Below are entries to be transcribed exactly; exclude the pictures from the copy.

Supplied entries:
## begin

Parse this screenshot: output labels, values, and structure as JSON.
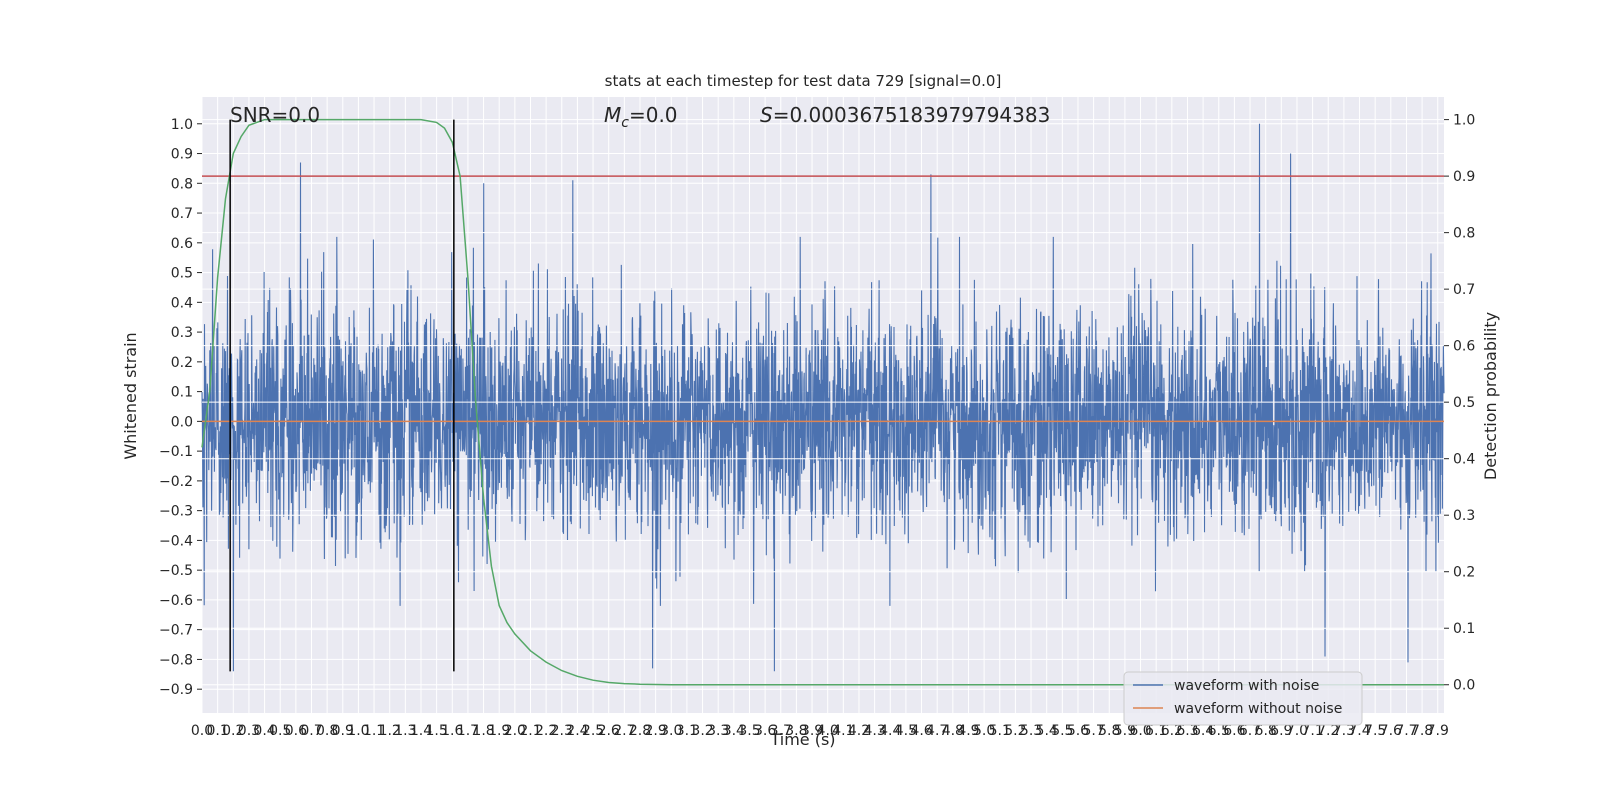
{
  "chart_data": {
    "type": "line",
    "title": "stats at each timestep for test data 729 [signal=0.0]",
    "xlabel": "Time (s)",
    "ylabel_left": "Whitened strain",
    "ylabel_right": "Detection probability",
    "xlim": [
      0.0,
      7.94
    ],
    "ylim_left": [
      -0.98,
      1.09
    ],
    "ylim_right": [
      -0.05,
      1.04
    ],
    "x_ticks": [
      0.0,
      0.1,
      0.2,
      0.3,
      0.4,
      0.5,
      0.6,
      0.7,
      0.8,
      0.9,
      1.0,
      1.1,
      1.2,
      1.3,
      1.4,
      1.5,
      1.6,
      1.7,
      1.8,
      1.9,
      2.0,
      2.1,
      2.2,
      2.3,
      2.4,
      2.5,
      2.6,
      2.7,
      2.8,
      2.9,
      3.0,
      3.1,
      3.2,
      3.3,
      3.4,
      3.5,
      3.6,
      3.7,
      3.8,
      3.9,
      4.0,
      4.1,
      4.2,
      4.3,
      4.4,
      4.5,
      4.6,
      4.7,
      4.8,
      4.9,
      5.0,
      5.1,
      5.2,
      5.3,
      5.4,
      5.5,
      5.6,
      5.7,
      5.8,
      5.9,
      6.0,
      6.1,
      6.2,
      6.3,
      6.4,
      6.5,
      6.6,
      6.7,
      6.8,
      6.9,
      7.0,
      7.1,
      7.2,
      7.3,
      7.4,
      7.5,
      7.6,
      7.7,
      7.8,
      7.9
    ],
    "y_ticks_left": [
      -0.9,
      -0.8,
      -0.7,
      -0.6,
      -0.5,
      -0.4,
      -0.3,
      -0.2,
      -0.1,
      0.0,
      0.1,
      0.2,
      0.3,
      0.4,
      0.5,
      0.6,
      0.7,
      0.8,
      0.9,
      1.0
    ],
    "y_ticks_right": [
      0.0,
      0.1,
      0.2,
      0.3,
      0.4,
      0.5,
      0.6,
      0.7,
      0.8,
      0.9,
      1.0
    ],
    "grid": true,
    "legend_position": "lower right",
    "annotations": {
      "snr": "SNR=0.0",
      "mc": "=0.0",
      "mc_symbol": "M",
      "mc_sub": "c",
      "s": "=0.0003675183979794383",
      "s_symbol": "S"
    },
    "threshold_right": 0.9,
    "vlines_x": [
      0.18,
      1.61
    ],
    "series": [
      {
        "name": "waveform with noise",
        "axis": "left",
        "color": "#4c72b0",
        "style": "dense noise",
        "approx_range": [
          -0.84,
          1.0
        ],
        "notable_peaks": [
          [
            0.63,
            0.87
          ],
          [
            6.76,
            1.0
          ],
          [
            6.96,
            0.9
          ],
          [
            4.66,
            0.83
          ],
          [
            2.37,
            0.81
          ],
          [
            1.8,
            0.8
          ]
        ],
        "notable_troughs": [
          [
            0.2,
            -0.84
          ],
          [
            2.88,
            -0.83
          ],
          [
            3.66,
            -0.84
          ],
          [
            7.18,
            -0.79
          ],
          [
            7.71,
            -0.81
          ]
        ]
      },
      {
        "name": "waveform without noise",
        "axis": "left",
        "color": "#dd8452",
        "x": [
          0.0,
          7.94
        ],
        "y": [
          0.0,
          0.0
        ]
      },
      {
        "name": "Detection probability",
        "axis": "right",
        "color": "#55a868",
        "x": [
          0.0,
          0.05,
          0.1,
          0.15,
          0.2,
          0.25,
          0.3,
          0.35,
          0.4,
          0.5,
          0.6,
          0.8,
          1.0,
          1.2,
          1.4,
          1.5,
          1.55,
          1.6,
          1.65,
          1.7,
          1.75,
          1.8,
          1.85,
          1.9,
          1.95,
          2.0,
          2.1,
          2.2,
          2.3,
          2.4,
          2.5,
          2.6,
          2.7,
          2.8,
          3.0,
          3.5,
          4.0,
          5.0,
          6.0,
          7.0,
          7.94
        ],
        "y": [
          0.42,
          0.52,
          0.72,
          0.86,
          0.94,
          0.97,
          0.99,
          0.995,
          1.0,
          1.0,
          1.0,
          1.0,
          1.0,
          1.0,
          1.0,
          0.995,
          0.985,
          0.96,
          0.9,
          0.72,
          0.5,
          0.33,
          0.21,
          0.14,
          0.11,
          0.09,
          0.06,
          0.04,
          0.025,
          0.015,
          0.008,
          0.004,
          0.002,
          0.001,
          0.0,
          0.0,
          0.0,
          0.0,
          0.0,
          0.0,
          0.0
        ]
      }
    ]
  },
  "colors": {
    "plot_bg": "#eaeaf2",
    "grid": "#ffffff",
    "threshold": "#c44e52",
    "vline": "#000000"
  }
}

## end

Result of the exercise:
Parse this screenshot: output labels, values, and structure as JSON.
{
  "chart_data": {
    "type": "line",
    "title": "stats at each timestep for test data 729 [signal=0.0]",
    "xlabel": "Time (s)",
    "ylabel_left": "Whitened strain",
    "ylabel_right": "Detection probability",
    "xlim": [
      0.0,
      7.94
    ],
    "ylim_left": [
      -0.98,
      1.09
    ],
    "ylim_right": [
      -0.05,
      1.04
    ],
    "x_ticks": [
      0.0,
      0.1,
      0.2,
      0.3,
      0.4,
      0.5,
      0.6,
      0.7,
      0.8,
      0.9,
      1.0,
      1.1,
      1.2,
      1.3,
      1.4,
      1.5,
      1.6,
      1.7,
      1.8,
      1.9,
      2.0,
      2.1,
      2.2,
      2.3,
      2.4,
      2.5,
      2.6,
      2.7,
      2.8,
      2.9,
      3.0,
      3.1,
      3.2,
      3.3,
      3.4,
      3.5,
      3.6,
      3.7,
      3.8,
      3.9,
      4.0,
      4.1,
      4.2,
      4.3,
      4.4,
      4.5,
      4.6,
      4.7,
      4.8,
      4.9,
      5.0,
      5.1,
      5.2,
      5.3,
      5.4,
      5.5,
      5.6,
      5.7,
      5.8,
      5.9,
      6.0,
      6.1,
      6.2,
      6.3,
      6.4,
      6.5,
      6.6,
      6.7,
      6.8,
      6.9,
      7.0,
      7.1,
      7.2,
      7.3,
      7.4,
      7.5,
      7.6,
      7.7,
      7.8,
      7.9
    ],
    "y_ticks_left": [
      -0.9,
      -0.8,
      -0.7,
      -0.6,
      -0.5,
      -0.4,
      -0.3,
      -0.2,
      -0.1,
      0.0,
      0.1,
      0.2,
      0.3,
      0.4,
      0.5,
      0.6,
      0.7,
      0.8,
      0.9,
      1.0
    ],
    "y_ticks_right": [
      0.0,
      0.1,
      0.2,
      0.3,
      0.4,
      0.5,
      0.6,
      0.7,
      0.8,
      0.9,
      1.0
    ],
    "grid": true,
    "legend_position": "lower right",
    "annotations": {
      "snr": "SNR=0.0",
      "mc": "=0.0",
      "mc_symbol": "M",
      "mc_sub": "c",
      "s": "=0.0003675183979794383",
      "s_symbol": "S"
    },
    "threshold_right": 0.9,
    "vlines_x": [
      0.18,
      1.61
    ],
    "series": [
      {
        "name": "waveform with noise",
        "axis": "left",
        "color": "#4c72b0",
        "style": "dense noise",
        "approx_range": [
          -0.84,
          1.0
        ],
        "notable_peaks": [
          [
            0.63,
            0.87
          ],
          [
            6.76,
            1.0
          ],
          [
            6.96,
            0.9
          ],
          [
            4.66,
            0.83
          ],
          [
            2.37,
            0.81
          ],
          [
            1.8,
            0.8
          ]
        ],
        "notable_troughs": [
          [
            0.2,
            -0.84
          ],
          [
            2.88,
            -0.83
          ],
          [
            3.66,
            -0.84
          ],
          [
            7.18,
            -0.79
          ],
          [
            7.71,
            -0.81
          ]
        ]
      },
      {
        "name": "waveform without noise",
        "axis": "left",
        "color": "#dd8452",
        "x": [
          0.0,
          7.94
        ],
        "y": [
          0.0,
          0.0
        ]
      },
      {
        "name": "Detection probability",
        "axis": "right",
        "color": "#55a868",
        "x": [
          0.0,
          0.05,
          0.1,
          0.15,
          0.2,
          0.25,
          0.3,
          0.35,
          0.4,
          0.5,
          0.6,
          0.8,
          1.0,
          1.2,
          1.4,
          1.5,
          1.55,
          1.6,
          1.65,
          1.7,
          1.75,
          1.8,
          1.85,
          1.9,
          1.95,
          2.0,
          2.1,
          2.2,
          2.3,
          2.4,
          2.5,
          2.6,
          2.7,
          2.8,
          3.0,
          3.5,
          4.0,
          5.0,
          6.0,
          7.0,
          7.94
        ],
        "y": [
          0.42,
          0.52,
          0.72,
          0.86,
          0.94,
          0.97,
          0.99,
          0.995,
          1.0,
          1.0,
          1.0,
          1.0,
          1.0,
          1.0,
          1.0,
          0.995,
          0.985,
          0.96,
          0.9,
          0.72,
          0.5,
          0.33,
          0.21,
          0.14,
          0.11,
          0.09,
          0.06,
          0.04,
          0.025,
          0.015,
          0.008,
          0.004,
          0.002,
          0.001,
          0.0,
          0.0,
          0.0,
          0.0,
          0.0,
          0.0,
          0.0
        ]
      }
    ]
  },
  "colors": {
    "plot_bg": "#eaeaf2",
    "grid": "#ffffff",
    "threshold": "#c44e52",
    "vline": "#000000"
  }
}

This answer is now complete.